Task objective: For this exercise, repeat all of the material verbatim apart from its images.

Data records:
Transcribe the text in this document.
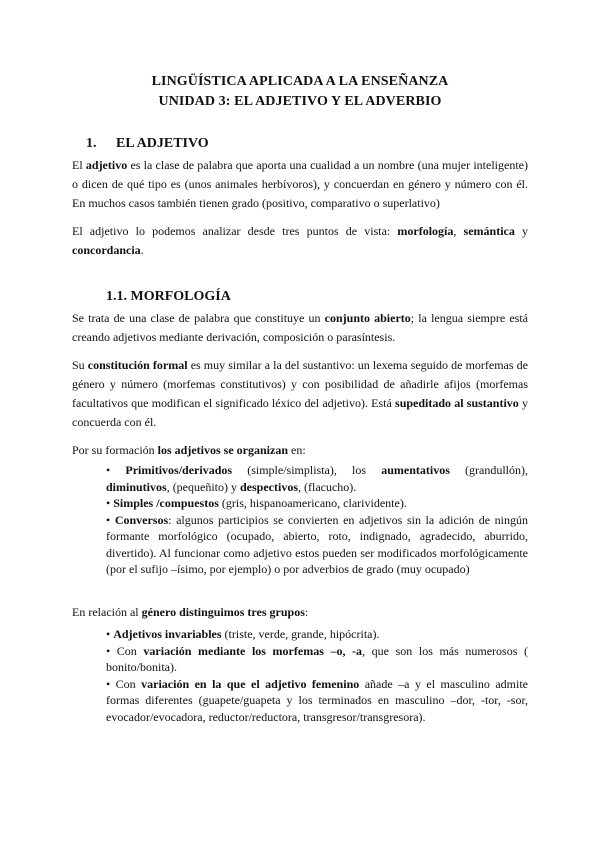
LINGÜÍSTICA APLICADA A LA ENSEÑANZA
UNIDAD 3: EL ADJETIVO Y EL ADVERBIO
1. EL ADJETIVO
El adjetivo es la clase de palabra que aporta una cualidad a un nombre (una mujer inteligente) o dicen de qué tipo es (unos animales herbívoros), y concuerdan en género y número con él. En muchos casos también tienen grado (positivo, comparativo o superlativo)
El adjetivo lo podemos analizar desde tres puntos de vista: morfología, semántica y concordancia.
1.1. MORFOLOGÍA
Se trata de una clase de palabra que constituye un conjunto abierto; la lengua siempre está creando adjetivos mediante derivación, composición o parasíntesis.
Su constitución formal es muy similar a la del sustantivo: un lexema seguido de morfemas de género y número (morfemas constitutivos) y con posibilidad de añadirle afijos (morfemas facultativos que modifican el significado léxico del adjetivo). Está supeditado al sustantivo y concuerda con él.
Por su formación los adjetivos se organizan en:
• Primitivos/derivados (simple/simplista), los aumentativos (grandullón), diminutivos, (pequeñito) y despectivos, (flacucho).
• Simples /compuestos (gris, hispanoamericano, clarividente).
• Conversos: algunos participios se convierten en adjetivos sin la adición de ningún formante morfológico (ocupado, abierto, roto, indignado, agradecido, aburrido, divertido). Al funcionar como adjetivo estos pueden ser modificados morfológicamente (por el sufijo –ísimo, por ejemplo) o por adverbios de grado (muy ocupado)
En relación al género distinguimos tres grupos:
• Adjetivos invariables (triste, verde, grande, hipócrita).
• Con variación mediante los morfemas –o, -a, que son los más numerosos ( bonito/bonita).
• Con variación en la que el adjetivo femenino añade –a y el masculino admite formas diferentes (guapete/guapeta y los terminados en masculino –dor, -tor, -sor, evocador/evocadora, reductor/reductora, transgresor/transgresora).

Result of this exercise:
Transcribe the text in this document.
LINGÜÍSTICA APLICADA A LA ENSEÑANZA
UNIDAD 3: EL ADJETIVO Y EL ADVERBIO
1. EL ADJETIVO
El adjetivo es la clase de palabra que aporta una cualidad a un nombre (una mujer inteligente) o dicen de qué tipo es (unos animales herbívoros), y concuerdan en género y número con él. En muchos casos también tienen grado (positivo, comparativo o superlativo)
El adjetivo lo podemos analizar desde tres puntos de vista: morfología, semántica y concordancia.
1.1. MORFOLOGÍA
Se trata de una clase de palabra que constituye un conjunto abierto; la lengua siempre está creando adjetivos mediante derivación, composición o parasíntesis.
Su constitución formal es muy similar a la del sustantivo: un lexema seguido de morfemas de género y número (morfemas constitutivos) y con posibilidad de añadirle afijos (morfemas facultativos que modifican el significado léxico del adjetivo). Está supeditado al sustantivo y concuerda con él.
Por su formación los adjetivos se organizan en:
• Primitivos/derivados (simple/simplista), los aumentativos (grandullón), diminutivos, (pequeñito) y despectivos, (flacucho).
• Simples /compuestos (gris, hispanoamericano, clarividente).
• Conversos: algunos participios se convierten en adjetivos sin la adición de ningún formante morfológico (ocupado, abierto, roto, indignado, agradecido, aburrido, divertido). Al funcionar como adjetivo estos pueden ser modificados morfológicamente (por el sufijo –ísimo, por ejemplo) o por adverbios de grado (muy ocupado)
En relación al género distinguimos tres grupos:
• Adjetivos invariables (triste, verde, grande, hipócrita).
• Con variación mediante los morfemas –o, -a, que son los más numerosos ( bonito/bonita).
• Con variación en la que el adjetivo femenino añade –a y el masculino admite formas diferentes (guapete/guapeta y los terminados en masculino –dor, -tor, -sor, evocador/evocadora, reductor/reductora, transgresor/transgresora).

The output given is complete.